→ **DO THIS**:
Copy every record below exactly as written, but leave out the pictures.

────────────────

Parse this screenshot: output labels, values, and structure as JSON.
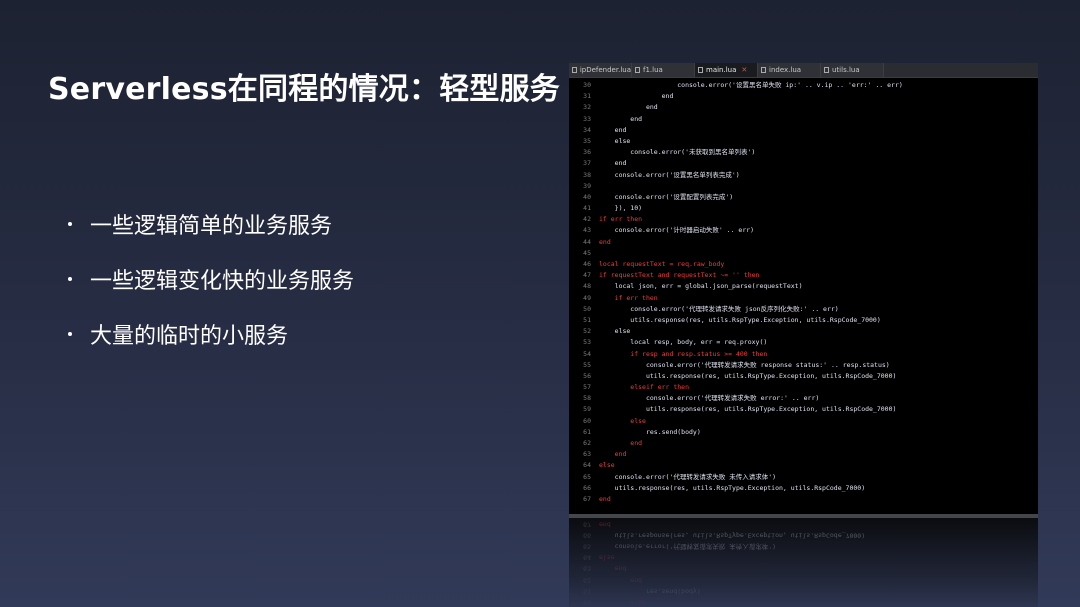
{
  "title": "Serverless在同程的情况：轻型服务",
  "bullets": [
    "一些逻辑简单的业务服务",
    "一些逻辑变化快的业务服务",
    "大量的临时的小服务"
  ],
  "editor": {
    "tabs": [
      {
        "label": "ipDefender.lua",
        "active": false
      },
      {
        "label": "f1.lua",
        "active": false
      },
      {
        "label": "main.lua",
        "active": true
      },
      {
        "label": "index.lua",
        "active": false
      },
      {
        "label": "utils.lua",
        "active": false
      }
    ],
    "lines": [
      {
        "n": "30",
        "text": "                    console.error('设置黑名单失败 ip:' .. v.ip .. 'err:' .. err)",
        "kw": false
      },
      {
        "n": "31",
        "text": "                end",
        "kw": false
      },
      {
        "n": "32",
        "text": "            end",
        "kw": false
      },
      {
        "n": "33",
        "text": "        end",
        "kw": false
      },
      {
        "n": "34",
        "text": "    end",
        "kw": false
      },
      {
        "n": "35",
        "text": "    else",
        "kw": false
      },
      {
        "n": "36",
        "text": "        console.error('未获取到黑名单列表')",
        "kw": false
      },
      {
        "n": "37",
        "text": "    end",
        "kw": false
      },
      {
        "n": "38",
        "text": "    console.error('设置黑名单列表完成')",
        "kw": false
      },
      {
        "n": "39",
        "text": "",
        "kw": false
      },
      {
        "n": "40",
        "text": "    console.error('设置配置列表完成')",
        "kw": false
      },
      {
        "n": "41",
        "text": "    }), 10)",
        "kw": false
      },
      {
        "n": "42",
        "text": "if err then",
        "kw": true
      },
      {
        "n": "43",
        "text": "    console.error('计时器启动失败' .. err)",
        "kw": false
      },
      {
        "n": "44",
        "text": "end",
        "kw": true
      },
      {
        "n": "45",
        "text": "",
        "kw": false
      },
      {
        "n": "46",
        "text": "local requestText = req.raw_body",
        "kw": true
      },
      {
        "n": "47",
        "text": "if requestText and requestText ~= '' then",
        "kw": true
      },
      {
        "n": "48",
        "text": "    local json, err = global.json_parse(requestText)",
        "kw": false
      },
      {
        "n": "49",
        "text": "    if err then",
        "kw": true
      },
      {
        "n": "50",
        "text": "        console.error('代理转发请求失败 json反序列化失败:' .. err)",
        "kw": false
      },
      {
        "n": "51",
        "text": "        utils.response(res, utils.RspType.Exception, utils.RspCode_7000)",
        "kw": false
      },
      {
        "n": "52",
        "text": "    else",
        "kw": false
      },
      {
        "n": "53",
        "text": "        local resp, body, err = req.proxy()",
        "kw": false
      },
      {
        "n": "54",
        "text": "        if resp and resp.status >= 400 then",
        "kw": true
      },
      {
        "n": "55",
        "text": "            console.error('代理转发请求失败 response status:' .. resp.status)",
        "kw": false
      },
      {
        "n": "56",
        "text": "            utils.response(res, utils.RspType.Exception, utils.RspCode_7000)",
        "kw": false
      },
      {
        "n": "57",
        "text": "        elseif err then",
        "kw": true
      },
      {
        "n": "58",
        "text": "            console.error('代理转发请求失败 error:' .. err)",
        "kw": false
      },
      {
        "n": "59",
        "text": "            utils.response(res, utils.RspType.Exception, utils.RspCode_7000)",
        "kw": false
      },
      {
        "n": "60",
        "text": "        else",
        "kw": true
      },
      {
        "n": "61",
        "text": "            res.send(body)",
        "kw": false
      },
      {
        "n": "62",
        "text": "        end",
        "kw": true
      },
      {
        "n": "63",
        "text": "    end",
        "kw": true
      },
      {
        "n": "64",
        "text": "else",
        "kw": true
      },
      {
        "n": "65",
        "text": "    console.error('代理转发请求失败 未传入请求体')",
        "kw": false
      },
      {
        "n": "66",
        "text": "    utils.response(res, utils.RspType.Exception, utils.RspCode_7000)",
        "kw": false
      },
      {
        "n": "67",
        "text": "end",
        "kw": true
      }
    ]
  }
}
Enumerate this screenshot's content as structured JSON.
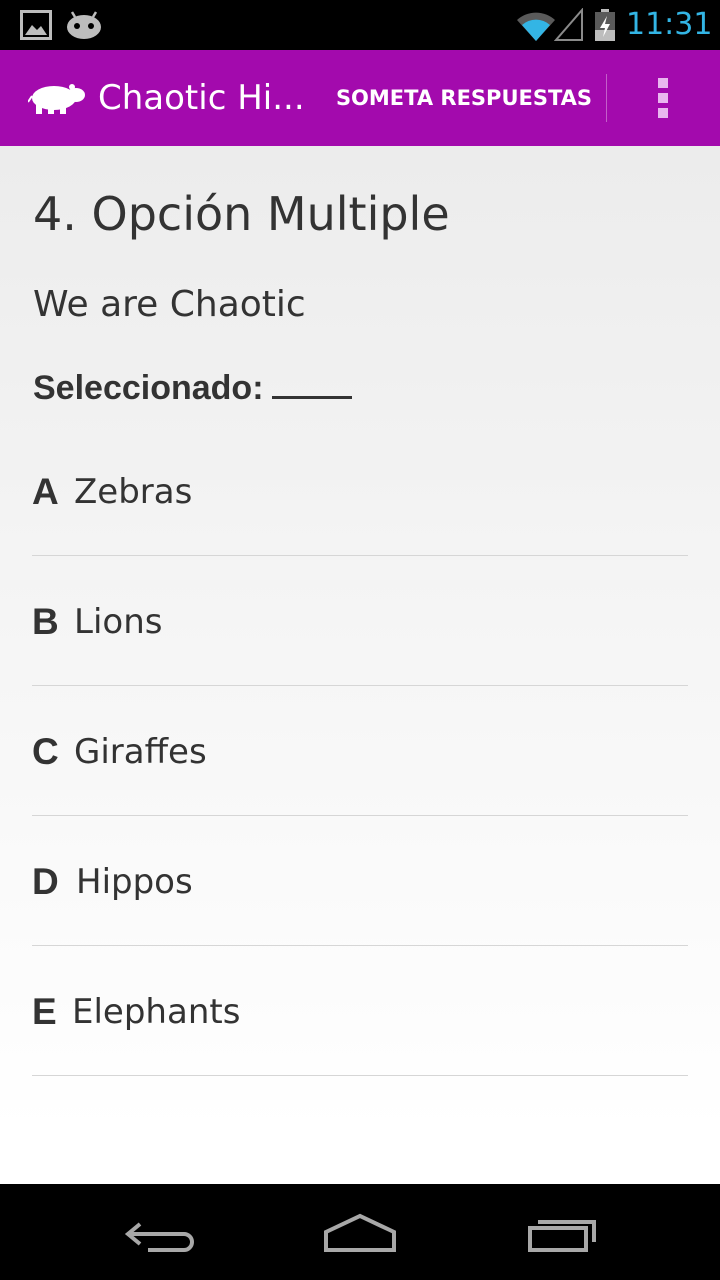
{
  "status_bar": {
    "time": "11:31",
    "time_color": "#33b5e5",
    "icons": [
      "gallery-icon",
      "android-icon",
      "wifi-icon",
      "signal-icon",
      "battery-charging-icon"
    ]
  },
  "action_bar": {
    "title": "Chaotic Hi...",
    "submit_label": "SOMETA RESPUESTAS",
    "background_color": "#a30aad",
    "logo_icon": "hippo-icon",
    "overflow_icon": "overflow-menu-icon"
  },
  "question": {
    "title": "4. Opción Multiple",
    "text": "We are Chaotic",
    "selected_label": "Seleccionado:",
    "selected_value": "",
    "options": [
      {
        "letter": "A",
        "text": "Zebras"
      },
      {
        "letter": "B",
        "text": "Lions"
      },
      {
        "letter": "C",
        "text": "Giraffes"
      },
      {
        "letter": "D",
        "text": "Hippos"
      },
      {
        "letter": "E",
        "text": "Elephants"
      }
    ]
  },
  "nav_bar": {
    "buttons": [
      "back-icon",
      "home-icon",
      "recents-icon"
    ]
  }
}
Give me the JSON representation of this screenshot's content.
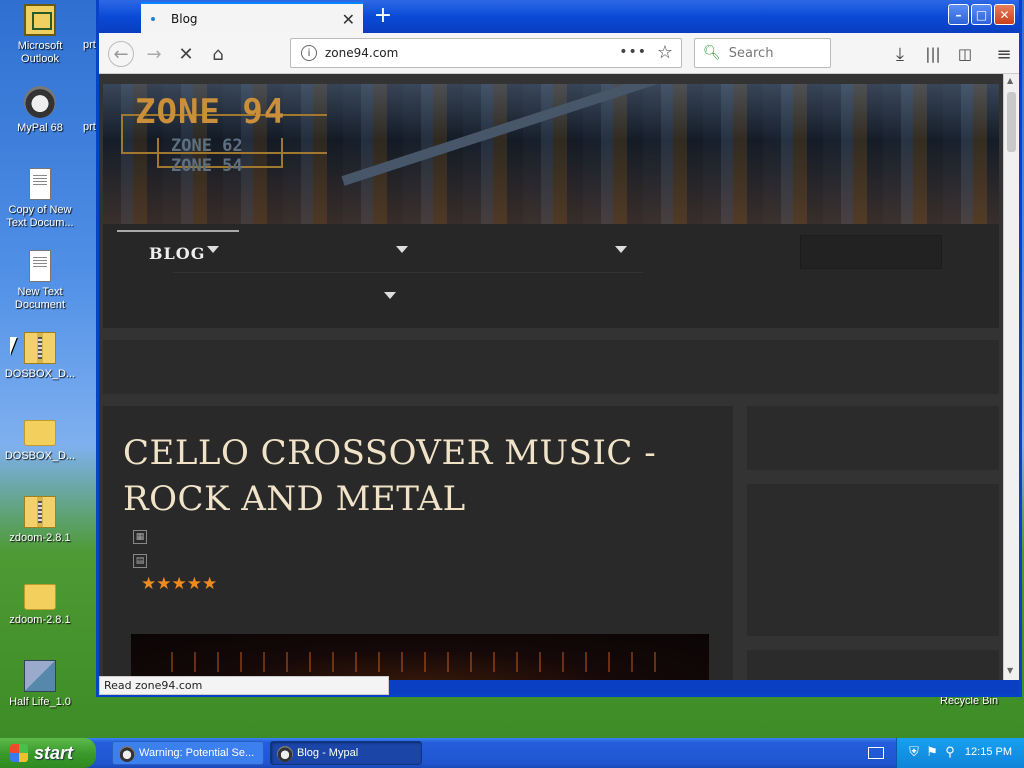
{
  "desktop": {
    "icons": [
      {
        "label": "Microsoft Outlook"
      },
      {
        "label": "MyPal 68"
      },
      {
        "label": "Copy of New Text Docum..."
      },
      {
        "label": "New Text Document"
      },
      {
        "label": "DOSBOX_D..."
      },
      {
        "label": "DOSBOX_D..."
      },
      {
        "label": "zdoom-2.8.1"
      },
      {
        "label": "zdoom-2.8.1"
      },
      {
        "label": "Half Life_1.0"
      }
    ],
    "cut_label_1": "prt",
    "cut_label_2": "prt",
    "recycle_bin": "Recycle Bin"
  },
  "browser": {
    "tab_title": "Blog",
    "url": "zone94.com",
    "search_placeholder": "Search",
    "status": "Read zone94.com",
    "page_actions": "•••"
  },
  "site": {
    "logo_main": "ZONE 94",
    "logo_sub_1": "ZONE 62",
    "logo_sub_2": "ZONE 54",
    "menu": {
      "blog_label": "BLOG"
    },
    "article": {
      "title": "CELLO CROSSOVER MUSIC - ROCK AND METAL",
      "rating": 5,
      "stars": "★★★★★"
    }
  },
  "taskbar": {
    "start_label": "start",
    "tasks": [
      {
        "label": "Warning: Potential Se..."
      },
      {
        "label": "Blog - Mypal"
      }
    ],
    "clock": "12:15 PM"
  }
}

────────────────

→ **THE REPLY**:
Parse this screenshot: output labels, values, and structure as JSON.
{
  "title": "Serverless在同程的情况：轻型服务",
  "bullets": [
    "一些逻辑简单的业务服务",
    "一些逻辑变化快的业务服务",
    "大量的临时的小服务"
  ],
  "editor": {
    "tabs": [
      {
        "label": "ipDefender.lua",
        "active": false
      },
      {
        "label": "f1.lua",
        "active": false
      },
      {
        "label": "main.lua",
        "active": true
      },
      {
        "label": "index.lua",
        "active": false
      },
      {
        "label": "utils.lua",
        "active": false
      }
    ],
    "lines": [
      {
        "n": "30",
        "text": "                    console.error('设置黑名单失败 ip:' .. v.ip .. 'err:' .. err)",
        "kw": false
      },
      {
        "n": "31",
        "text": "                end",
        "kw": false
      },
      {
        "n": "32",
        "text": "            end",
        "kw": false
      },
      {
        "n": "33",
        "text": "        end",
        "kw": false
      },
      {
        "n": "34",
        "text": "    end",
        "kw": false
      },
      {
        "n": "35",
        "text": "    else",
        "kw": false
      },
      {
        "n": "36",
        "text": "        console.error('未获取到黑名单列表')",
        "kw": false
      },
      {
        "n": "37",
        "text": "    end",
        "kw": false
      },
      {
        "n": "38",
        "text": "    console.error('设置黑名单列表完成')",
        "kw": false
      },
      {
        "n": "39",
        "text": "",
        "kw": false
      },
      {
        "n": "40",
        "text": "    console.error('设置配置列表完成')",
        "kw": false
      },
      {
        "n": "41",
        "text": "    }), 10)",
        "kw": false
      },
      {
        "n": "42",
        "text": "if err then",
        "kw": true
      },
      {
        "n": "43",
        "text": "    console.error('计时器启动失败' .. err)",
        "kw": false
      },
      {
        "n": "44",
        "text": "end",
        "kw": true
      },
      {
        "n": "45",
        "text": "",
        "kw": false
      },
      {
        "n": "46",
        "text": "local requestText = req.raw_body",
        "kw": true
      },
      {
        "n": "47",
        "text": "if requestText and requestText ~= '' then",
        "kw": true
      },
      {
        "n": "48",
        "text": "    local json, err = global.json_parse(requestText)",
        "kw": false
      },
      {
        "n": "49",
        "text": "    if err then",
        "kw": true
      },
      {
        "n": "50",
        "text": "        console.error('代理转发请求失败 json反序列化失败:' .. err)",
        "kw": false
      },
      {
        "n": "51",
        "text": "        utils.response(res, utils.RspType.Exception, utils.RspCode_7000)",
        "kw": false
      },
      {
        "n": "52",
        "text": "    else",
        "kw": false
      },
      {
        "n": "53",
        "text": "        local resp, body, err = req.proxy()",
        "kw": false
      },
      {
        "n": "54",
        "text": "        if resp and resp.status >= 400 then",
        "kw": true
      },
      {
        "n": "55",
        "text": "            console.error('代理转发请求失败 response status:' .. resp.status)",
        "kw": false
      },
      {
        "n": "56",
        "text": "            utils.response(res, utils.RspType.Exception, utils.RspCode_7000)",
        "kw": false
      },
      {
        "n": "57",
        "text": "        elseif err then",
        "kw": true
      },
      {
        "n": "58",
        "text": "            console.error('代理转发请求失败 error:' .. err)",
        "kw": false
      },
      {
        "n": "59",
        "text": "            utils.response(res, utils.RspType.Exception, utils.RspCode_7000)",
        "kw": false
      },
      {
        "n": "60",
        "text": "        else",
        "kw": true
      },
      {
        "n": "61",
        "text": "            res.send(body)",
        "kw": false
      },
      {
        "n": "62",
        "text": "        end",
        "kw": true
      },
      {
        "n": "63",
        "text": "    end",
        "kw": true
      },
      {
        "n": "64",
        "text": "else",
        "kw": true
      },
      {
        "n": "65",
        "text": "    console.error('代理转发请求失败 未传入请求体')",
        "kw": false
      },
      {
        "n": "66",
        "text": "    utils.response(res, utils.RspType.Exception, utils.RspCode_7000)",
        "kw": false
      },
      {
        "n": "67",
        "text": "end",
        "kw": true
      }
    ]
  }
}
Enumerate this screenshot's content as structured JSON.
{
  "status_bar": {
    "time": "11:31",
    "time_color": "#33b5e5",
    "icons": [
      "gallery-icon",
      "android-icon",
      "wifi-icon",
      "signal-icon",
      "battery-charging-icon"
    ]
  },
  "action_bar": {
    "title": "Chaotic Hi...",
    "submit_label": "SOMETA RESPUESTAS",
    "background_color": "#a30aad",
    "logo_icon": "hippo-icon",
    "overflow_icon": "overflow-menu-icon"
  },
  "question": {
    "title": "4. Opción Multiple",
    "text": "We are Chaotic",
    "selected_label": "Seleccionado:",
    "selected_value": "",
    "options": [
      {
        "letter": "A",
        "text": "Zebras"
      },
      {
        "letter": "B",
        "text": "Lions"
      },
      {
        "letter": "C",
        "text": "Giraffes"
      },
      {
        "letter": "D",
        "text": "Hippos"
      },
      {
        "letter": "E",
        "text": "Elephants"
      }
    ]
  },
  "nav_bar": {
    "buttons": [
      "back-icon",
      "home-icon",
      "recents-icon"
    ]
  }
}
Give me the JSON representation of this screenshot's content.
{
  "desktop": {
    "icons": [
      {
        "label": "Microsoft Outlook"
      },
      {
        "label": "MyPal 68"
      },
      {
        "label": "Copy of New Text Docum..."
      },
      {
        "label": "New Text Document"
      },
      {
        "label": "DOSBOX_D..."
      },
      {
        "label": "DOSBOX_D..."
      },
      {
        "label": "zdoom-2.8.1"
      },
      {
        "label": "zdoom-2.8.1"
      },
      {
        "label": "Half Life_1.0"
      }
    ],
    "cut_label_1": "prt",
    "cut_label_2": "prt",
    "recycle_bin": "Recycle Bin"
  },
  "browser": {
    "tab_title": "Blog",
    "url": "zone94.com",
    "search_placeholder": "Search",
    "status": "Read zone94.com",
    "page_actions": "•••"
  },
  "site": {
    "logo_main": "ZONE 94",
    "logo_sub_1": "ZONE 62",
    "logo_sub_2": "ZONE 54",
    "menu": {
      "blog_label": "BLOG"
    },
    "article": {
      "title": "CELLO CROSSOVER MUSIC - ROCK AND METAL",
      "rating": 5,
      "stars": "★★★★★"
    }
  },
  "taskbar": {
    "start_label": "start",
    "tasks": [
      {
        "label": "Warning: Potential Se..."
      },
      {
        "label": "Blog - Mypal"
      }
    ],
    "clock": "12:15 PM"
  }
}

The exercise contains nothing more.